::: TASK MATERIAL

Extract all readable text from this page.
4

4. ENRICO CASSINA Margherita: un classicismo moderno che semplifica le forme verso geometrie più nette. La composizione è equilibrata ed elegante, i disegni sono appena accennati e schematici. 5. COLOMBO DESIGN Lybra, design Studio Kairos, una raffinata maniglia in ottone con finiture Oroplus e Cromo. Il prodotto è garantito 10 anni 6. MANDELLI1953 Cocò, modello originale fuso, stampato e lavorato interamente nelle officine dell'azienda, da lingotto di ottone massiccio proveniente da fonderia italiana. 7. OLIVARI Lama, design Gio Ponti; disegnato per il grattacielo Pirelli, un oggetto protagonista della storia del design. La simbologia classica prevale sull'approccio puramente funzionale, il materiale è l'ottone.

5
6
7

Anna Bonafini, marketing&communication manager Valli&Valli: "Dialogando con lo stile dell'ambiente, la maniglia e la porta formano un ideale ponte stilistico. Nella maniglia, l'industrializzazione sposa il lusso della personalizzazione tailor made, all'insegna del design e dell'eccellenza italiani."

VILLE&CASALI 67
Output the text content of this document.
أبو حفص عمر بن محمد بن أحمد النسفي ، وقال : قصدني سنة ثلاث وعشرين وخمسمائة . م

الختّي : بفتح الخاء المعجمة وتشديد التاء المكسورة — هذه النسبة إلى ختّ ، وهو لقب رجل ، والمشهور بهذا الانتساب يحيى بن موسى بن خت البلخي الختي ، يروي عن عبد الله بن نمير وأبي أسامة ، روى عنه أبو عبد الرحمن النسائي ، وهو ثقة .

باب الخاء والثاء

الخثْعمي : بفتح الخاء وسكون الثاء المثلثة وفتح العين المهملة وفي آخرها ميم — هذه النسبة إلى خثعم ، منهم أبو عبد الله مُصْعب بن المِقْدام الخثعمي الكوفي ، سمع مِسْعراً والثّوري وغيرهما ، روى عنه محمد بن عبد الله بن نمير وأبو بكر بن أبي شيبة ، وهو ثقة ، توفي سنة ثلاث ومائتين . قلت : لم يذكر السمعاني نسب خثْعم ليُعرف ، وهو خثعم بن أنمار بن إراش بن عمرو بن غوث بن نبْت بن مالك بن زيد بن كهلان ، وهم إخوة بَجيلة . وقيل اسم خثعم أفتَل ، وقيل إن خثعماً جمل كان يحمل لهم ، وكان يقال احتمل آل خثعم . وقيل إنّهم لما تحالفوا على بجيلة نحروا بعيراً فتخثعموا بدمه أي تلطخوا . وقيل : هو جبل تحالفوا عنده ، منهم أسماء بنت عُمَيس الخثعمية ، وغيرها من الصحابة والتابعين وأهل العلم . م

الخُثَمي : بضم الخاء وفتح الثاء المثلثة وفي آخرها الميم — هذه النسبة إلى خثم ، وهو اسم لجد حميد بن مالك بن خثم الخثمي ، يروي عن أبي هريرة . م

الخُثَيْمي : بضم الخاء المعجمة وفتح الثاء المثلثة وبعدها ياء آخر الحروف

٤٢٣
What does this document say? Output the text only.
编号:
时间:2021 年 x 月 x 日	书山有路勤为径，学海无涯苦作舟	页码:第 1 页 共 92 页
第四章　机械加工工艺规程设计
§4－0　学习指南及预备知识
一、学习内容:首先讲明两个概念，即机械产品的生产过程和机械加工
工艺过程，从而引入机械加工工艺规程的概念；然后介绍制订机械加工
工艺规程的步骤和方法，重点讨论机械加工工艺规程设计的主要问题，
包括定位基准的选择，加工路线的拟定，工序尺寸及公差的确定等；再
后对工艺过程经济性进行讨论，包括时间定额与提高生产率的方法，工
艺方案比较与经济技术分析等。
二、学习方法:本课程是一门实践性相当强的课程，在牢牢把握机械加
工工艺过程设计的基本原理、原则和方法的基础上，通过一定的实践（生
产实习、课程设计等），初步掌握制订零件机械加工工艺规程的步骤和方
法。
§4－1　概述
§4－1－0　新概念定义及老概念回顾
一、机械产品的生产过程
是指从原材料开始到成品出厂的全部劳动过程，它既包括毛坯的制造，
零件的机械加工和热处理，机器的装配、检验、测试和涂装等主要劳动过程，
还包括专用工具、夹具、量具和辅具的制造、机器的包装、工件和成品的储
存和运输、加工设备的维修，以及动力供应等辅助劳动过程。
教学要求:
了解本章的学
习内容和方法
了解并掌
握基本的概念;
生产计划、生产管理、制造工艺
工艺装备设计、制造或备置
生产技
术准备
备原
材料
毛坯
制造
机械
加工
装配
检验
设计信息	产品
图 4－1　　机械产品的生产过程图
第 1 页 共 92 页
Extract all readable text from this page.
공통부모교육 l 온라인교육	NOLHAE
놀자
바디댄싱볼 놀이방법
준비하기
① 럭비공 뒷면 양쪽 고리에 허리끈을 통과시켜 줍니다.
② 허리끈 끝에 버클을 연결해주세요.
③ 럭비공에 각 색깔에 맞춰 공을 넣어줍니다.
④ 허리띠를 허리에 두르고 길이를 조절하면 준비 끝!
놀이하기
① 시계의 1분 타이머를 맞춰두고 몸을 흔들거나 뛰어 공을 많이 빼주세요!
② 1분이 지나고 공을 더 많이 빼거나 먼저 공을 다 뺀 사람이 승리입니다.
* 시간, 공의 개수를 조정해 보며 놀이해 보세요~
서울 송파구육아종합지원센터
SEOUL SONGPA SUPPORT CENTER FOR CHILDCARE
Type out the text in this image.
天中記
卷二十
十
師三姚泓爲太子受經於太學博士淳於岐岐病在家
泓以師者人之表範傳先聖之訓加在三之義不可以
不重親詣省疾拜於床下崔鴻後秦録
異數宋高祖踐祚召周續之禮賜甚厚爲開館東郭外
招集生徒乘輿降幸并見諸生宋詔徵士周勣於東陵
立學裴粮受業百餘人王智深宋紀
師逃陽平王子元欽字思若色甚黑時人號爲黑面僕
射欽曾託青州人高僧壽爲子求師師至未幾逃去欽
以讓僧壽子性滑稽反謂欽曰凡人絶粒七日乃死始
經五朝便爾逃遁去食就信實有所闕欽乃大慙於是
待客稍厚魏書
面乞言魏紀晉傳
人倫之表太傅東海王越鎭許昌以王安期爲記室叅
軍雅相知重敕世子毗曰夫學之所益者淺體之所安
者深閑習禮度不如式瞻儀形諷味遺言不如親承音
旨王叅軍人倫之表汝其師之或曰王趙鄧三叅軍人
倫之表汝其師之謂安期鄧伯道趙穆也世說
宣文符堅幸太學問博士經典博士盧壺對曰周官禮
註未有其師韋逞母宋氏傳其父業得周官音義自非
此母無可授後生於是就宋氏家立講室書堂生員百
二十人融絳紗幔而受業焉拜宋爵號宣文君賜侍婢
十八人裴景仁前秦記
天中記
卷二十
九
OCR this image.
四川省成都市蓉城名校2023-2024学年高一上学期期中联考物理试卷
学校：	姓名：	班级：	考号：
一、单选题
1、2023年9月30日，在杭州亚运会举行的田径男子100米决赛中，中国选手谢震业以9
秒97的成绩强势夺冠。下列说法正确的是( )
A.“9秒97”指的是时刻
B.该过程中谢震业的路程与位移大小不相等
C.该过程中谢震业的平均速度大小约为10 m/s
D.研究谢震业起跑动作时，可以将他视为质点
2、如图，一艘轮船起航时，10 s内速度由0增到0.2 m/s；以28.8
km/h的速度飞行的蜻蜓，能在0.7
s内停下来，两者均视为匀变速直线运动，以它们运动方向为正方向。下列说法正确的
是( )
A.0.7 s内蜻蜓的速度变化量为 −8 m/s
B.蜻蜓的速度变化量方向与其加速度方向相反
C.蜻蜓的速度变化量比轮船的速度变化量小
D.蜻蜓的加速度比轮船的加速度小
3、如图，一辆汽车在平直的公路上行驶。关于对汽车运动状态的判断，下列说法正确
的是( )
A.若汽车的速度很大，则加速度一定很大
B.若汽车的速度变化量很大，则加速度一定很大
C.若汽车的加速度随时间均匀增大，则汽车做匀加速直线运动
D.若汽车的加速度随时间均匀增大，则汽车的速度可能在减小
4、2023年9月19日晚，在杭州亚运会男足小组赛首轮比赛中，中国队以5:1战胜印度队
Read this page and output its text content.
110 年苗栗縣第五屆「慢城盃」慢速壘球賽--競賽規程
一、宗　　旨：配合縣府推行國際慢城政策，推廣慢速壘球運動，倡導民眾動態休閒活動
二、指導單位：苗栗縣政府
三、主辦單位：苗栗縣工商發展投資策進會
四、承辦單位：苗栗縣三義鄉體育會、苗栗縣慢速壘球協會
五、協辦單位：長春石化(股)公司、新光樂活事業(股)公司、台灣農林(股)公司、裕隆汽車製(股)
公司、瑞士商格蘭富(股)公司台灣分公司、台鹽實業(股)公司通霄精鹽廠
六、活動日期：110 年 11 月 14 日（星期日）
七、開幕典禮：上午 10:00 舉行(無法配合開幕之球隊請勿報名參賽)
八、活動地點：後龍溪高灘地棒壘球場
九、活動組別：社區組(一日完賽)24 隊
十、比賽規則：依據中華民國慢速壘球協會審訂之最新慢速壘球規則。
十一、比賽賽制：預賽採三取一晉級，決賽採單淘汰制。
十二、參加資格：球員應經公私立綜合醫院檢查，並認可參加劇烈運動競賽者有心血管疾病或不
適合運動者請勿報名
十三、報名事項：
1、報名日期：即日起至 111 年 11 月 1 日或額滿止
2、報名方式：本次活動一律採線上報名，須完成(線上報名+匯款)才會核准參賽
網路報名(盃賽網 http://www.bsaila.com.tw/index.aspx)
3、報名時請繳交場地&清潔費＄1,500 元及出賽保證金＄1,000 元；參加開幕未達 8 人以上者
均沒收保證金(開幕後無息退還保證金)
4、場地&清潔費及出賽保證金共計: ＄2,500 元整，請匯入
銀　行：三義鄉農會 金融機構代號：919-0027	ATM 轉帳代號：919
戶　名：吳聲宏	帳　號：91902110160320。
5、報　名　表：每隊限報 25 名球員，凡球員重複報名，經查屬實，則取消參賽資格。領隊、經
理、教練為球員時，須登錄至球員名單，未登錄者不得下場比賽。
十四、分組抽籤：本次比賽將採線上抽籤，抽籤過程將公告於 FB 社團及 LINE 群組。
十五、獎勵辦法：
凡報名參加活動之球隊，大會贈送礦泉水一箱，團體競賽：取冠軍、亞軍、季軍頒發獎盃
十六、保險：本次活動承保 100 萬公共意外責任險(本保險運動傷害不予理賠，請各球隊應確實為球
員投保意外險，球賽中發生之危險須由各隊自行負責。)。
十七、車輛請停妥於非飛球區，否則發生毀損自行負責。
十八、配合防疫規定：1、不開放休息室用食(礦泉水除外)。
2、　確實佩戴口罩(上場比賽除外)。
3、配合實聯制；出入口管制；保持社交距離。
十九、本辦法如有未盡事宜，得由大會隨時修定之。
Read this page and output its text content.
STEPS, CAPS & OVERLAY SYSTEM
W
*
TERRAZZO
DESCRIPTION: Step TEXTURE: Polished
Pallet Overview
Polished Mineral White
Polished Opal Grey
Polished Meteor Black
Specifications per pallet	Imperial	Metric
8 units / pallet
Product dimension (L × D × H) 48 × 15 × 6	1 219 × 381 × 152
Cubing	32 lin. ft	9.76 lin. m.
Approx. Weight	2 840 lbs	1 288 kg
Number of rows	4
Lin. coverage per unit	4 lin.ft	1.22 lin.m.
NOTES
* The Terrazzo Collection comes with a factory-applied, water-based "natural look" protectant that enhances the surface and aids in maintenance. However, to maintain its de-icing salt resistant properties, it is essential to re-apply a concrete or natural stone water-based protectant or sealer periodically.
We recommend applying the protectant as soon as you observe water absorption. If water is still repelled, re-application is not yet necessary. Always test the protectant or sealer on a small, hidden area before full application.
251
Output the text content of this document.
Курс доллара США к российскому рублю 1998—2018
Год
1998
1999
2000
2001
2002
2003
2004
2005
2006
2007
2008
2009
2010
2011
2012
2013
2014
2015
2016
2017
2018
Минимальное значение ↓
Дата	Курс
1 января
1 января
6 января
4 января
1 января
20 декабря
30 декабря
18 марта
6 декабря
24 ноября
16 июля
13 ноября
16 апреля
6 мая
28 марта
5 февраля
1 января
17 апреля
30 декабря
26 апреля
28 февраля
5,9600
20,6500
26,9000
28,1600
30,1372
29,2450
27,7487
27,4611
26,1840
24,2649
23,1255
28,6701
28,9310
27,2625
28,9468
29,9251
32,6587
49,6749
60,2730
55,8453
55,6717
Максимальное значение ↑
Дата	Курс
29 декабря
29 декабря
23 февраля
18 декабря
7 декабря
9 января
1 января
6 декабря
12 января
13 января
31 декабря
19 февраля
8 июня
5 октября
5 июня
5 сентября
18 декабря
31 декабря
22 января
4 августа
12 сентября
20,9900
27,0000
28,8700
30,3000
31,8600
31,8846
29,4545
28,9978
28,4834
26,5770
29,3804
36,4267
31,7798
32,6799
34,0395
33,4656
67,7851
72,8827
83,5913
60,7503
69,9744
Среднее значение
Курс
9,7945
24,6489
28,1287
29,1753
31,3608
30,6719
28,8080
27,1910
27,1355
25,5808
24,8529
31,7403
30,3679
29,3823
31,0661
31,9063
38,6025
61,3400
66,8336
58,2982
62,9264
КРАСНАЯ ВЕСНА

::::::

_TASK TO COMPLETE:_
Copy, from the material, each line that holds the string "design".

_OUTPUT OF THE TASK:_
4. ENRICO CASSINA Margherita: un classicismo moderno che semplifica le forme verso geometrie più nette. La composizione è equilibrata ed elegante, i disegni sono appena accennati e schematici. 5. COLOMBO DESIGN Lybra, design Studio Kairos, una raffinata maniglia in ottone con finiture Oroplus e Cromo. Il prodotto è garantito 10 anni 6. MANDELLI1953 Cocò, modello originale fuso, stampato e lavorato interamente nelle officine dell'azienda, da lingotto di ottone massiccio proveniente da fonderia italiana. 7. OLIVARI Lama, design Gio Ponti; disegnato per il grattacielo Pirelli, un oggetto protagonista della storia del design. La simbologia classica prevale sull'approccio puramente funzionale, il materiale è l'ottone.
Anna Bonafini, marketing&communication manager Valli&Valli: "Dialogando con lo stile dell'ambiente, la maniglia e la porta formano un ideale ponte stilistico. Nella maniglia, l'industrializzazione sposa il lusso della personalizzazione tailor made, all'insegna del design e dell'eccellenza italiani."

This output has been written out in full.